--- Exercise aim ---
The answer should consist of every line in the material below that has the word "Findable".

--- Given data ---
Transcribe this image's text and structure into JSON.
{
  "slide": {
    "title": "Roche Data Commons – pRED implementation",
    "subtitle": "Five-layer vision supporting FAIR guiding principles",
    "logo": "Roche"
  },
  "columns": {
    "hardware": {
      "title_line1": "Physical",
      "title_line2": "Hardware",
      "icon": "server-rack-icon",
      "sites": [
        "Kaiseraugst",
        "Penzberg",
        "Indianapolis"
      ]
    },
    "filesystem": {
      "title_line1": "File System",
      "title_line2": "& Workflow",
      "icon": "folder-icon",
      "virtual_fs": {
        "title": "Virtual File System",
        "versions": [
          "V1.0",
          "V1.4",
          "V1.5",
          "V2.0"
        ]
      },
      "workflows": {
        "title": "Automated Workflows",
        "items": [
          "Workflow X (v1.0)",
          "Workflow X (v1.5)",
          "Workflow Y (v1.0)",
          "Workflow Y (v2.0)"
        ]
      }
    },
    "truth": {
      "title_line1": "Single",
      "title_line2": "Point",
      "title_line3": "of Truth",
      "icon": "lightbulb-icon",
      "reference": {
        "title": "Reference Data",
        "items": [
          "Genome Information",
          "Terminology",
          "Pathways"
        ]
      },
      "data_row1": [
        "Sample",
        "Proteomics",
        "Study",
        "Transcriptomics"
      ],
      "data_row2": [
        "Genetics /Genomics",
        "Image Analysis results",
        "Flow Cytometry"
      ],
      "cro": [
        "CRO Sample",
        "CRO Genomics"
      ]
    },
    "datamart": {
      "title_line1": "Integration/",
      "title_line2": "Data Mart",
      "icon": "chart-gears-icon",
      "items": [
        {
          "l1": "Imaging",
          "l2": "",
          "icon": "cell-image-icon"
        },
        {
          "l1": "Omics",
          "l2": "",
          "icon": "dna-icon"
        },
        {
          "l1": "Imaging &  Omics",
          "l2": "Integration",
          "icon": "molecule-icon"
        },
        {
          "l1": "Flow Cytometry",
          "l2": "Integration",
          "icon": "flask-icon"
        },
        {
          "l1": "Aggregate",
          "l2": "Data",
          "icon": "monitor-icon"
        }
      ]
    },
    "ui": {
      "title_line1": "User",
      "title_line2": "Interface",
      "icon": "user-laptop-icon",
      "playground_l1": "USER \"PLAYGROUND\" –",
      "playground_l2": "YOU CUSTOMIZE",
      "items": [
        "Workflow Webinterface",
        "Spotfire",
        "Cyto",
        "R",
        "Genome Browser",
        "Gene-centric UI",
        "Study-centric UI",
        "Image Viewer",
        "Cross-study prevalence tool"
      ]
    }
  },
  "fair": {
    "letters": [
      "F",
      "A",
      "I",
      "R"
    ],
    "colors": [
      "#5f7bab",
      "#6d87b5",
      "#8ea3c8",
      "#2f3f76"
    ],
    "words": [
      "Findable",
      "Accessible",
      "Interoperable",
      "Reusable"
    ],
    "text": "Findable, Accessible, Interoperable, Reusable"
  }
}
* * *
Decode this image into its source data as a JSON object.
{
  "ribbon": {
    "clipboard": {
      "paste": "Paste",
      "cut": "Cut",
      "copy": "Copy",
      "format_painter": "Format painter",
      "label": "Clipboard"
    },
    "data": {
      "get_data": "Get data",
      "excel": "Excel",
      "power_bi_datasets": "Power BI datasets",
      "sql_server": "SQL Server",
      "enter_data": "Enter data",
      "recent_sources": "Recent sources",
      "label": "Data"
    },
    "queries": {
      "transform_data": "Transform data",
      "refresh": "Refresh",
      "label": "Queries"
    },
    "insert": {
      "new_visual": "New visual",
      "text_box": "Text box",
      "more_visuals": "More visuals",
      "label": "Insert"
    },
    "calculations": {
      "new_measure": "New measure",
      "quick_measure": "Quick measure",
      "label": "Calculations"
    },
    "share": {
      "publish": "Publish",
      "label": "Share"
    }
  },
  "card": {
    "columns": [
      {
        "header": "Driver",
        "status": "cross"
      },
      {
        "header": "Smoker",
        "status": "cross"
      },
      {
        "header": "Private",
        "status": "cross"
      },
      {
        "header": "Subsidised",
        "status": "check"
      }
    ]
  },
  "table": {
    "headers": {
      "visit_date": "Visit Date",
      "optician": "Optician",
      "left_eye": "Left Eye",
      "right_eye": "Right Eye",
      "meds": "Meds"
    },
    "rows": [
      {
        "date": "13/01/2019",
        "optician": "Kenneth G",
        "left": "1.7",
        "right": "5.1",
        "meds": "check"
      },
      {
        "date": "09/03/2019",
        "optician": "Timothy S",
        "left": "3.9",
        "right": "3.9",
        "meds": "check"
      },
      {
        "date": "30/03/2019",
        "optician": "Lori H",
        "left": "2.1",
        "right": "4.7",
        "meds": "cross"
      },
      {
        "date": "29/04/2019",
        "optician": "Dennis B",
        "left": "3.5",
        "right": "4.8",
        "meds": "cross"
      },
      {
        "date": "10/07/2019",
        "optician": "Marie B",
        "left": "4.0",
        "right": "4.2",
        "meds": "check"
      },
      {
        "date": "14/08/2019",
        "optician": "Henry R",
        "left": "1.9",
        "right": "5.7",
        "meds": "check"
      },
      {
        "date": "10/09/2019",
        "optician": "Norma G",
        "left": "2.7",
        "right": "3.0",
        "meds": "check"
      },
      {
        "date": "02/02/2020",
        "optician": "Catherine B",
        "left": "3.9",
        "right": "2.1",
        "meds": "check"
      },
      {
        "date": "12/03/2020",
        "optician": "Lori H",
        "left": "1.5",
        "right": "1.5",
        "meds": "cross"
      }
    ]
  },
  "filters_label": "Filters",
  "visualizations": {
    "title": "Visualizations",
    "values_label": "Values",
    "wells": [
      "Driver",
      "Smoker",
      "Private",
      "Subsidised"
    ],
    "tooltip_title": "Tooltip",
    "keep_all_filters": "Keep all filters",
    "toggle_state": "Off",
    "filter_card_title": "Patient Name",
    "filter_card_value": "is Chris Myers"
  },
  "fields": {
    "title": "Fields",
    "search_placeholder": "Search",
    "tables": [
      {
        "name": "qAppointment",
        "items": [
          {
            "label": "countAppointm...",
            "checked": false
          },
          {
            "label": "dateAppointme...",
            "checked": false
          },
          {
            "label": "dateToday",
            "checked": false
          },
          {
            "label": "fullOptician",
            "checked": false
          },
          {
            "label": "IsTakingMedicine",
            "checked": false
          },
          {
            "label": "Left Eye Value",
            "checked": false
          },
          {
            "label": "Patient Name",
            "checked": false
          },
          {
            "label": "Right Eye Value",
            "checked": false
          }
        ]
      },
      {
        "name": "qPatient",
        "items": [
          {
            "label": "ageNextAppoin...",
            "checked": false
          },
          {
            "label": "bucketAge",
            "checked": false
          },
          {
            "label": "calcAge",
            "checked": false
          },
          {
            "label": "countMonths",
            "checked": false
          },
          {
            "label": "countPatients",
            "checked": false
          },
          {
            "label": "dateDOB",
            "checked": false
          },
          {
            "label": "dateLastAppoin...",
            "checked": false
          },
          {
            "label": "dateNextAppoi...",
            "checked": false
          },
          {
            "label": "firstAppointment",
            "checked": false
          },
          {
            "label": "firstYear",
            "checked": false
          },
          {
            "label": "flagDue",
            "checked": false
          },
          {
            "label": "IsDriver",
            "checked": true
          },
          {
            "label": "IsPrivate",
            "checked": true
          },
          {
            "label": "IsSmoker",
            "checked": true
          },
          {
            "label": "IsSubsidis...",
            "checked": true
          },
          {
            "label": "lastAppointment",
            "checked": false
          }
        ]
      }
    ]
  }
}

--- Exercise response ---
      "Findable",
    "text": "Findable, Accessible, Interoperable, Reusable"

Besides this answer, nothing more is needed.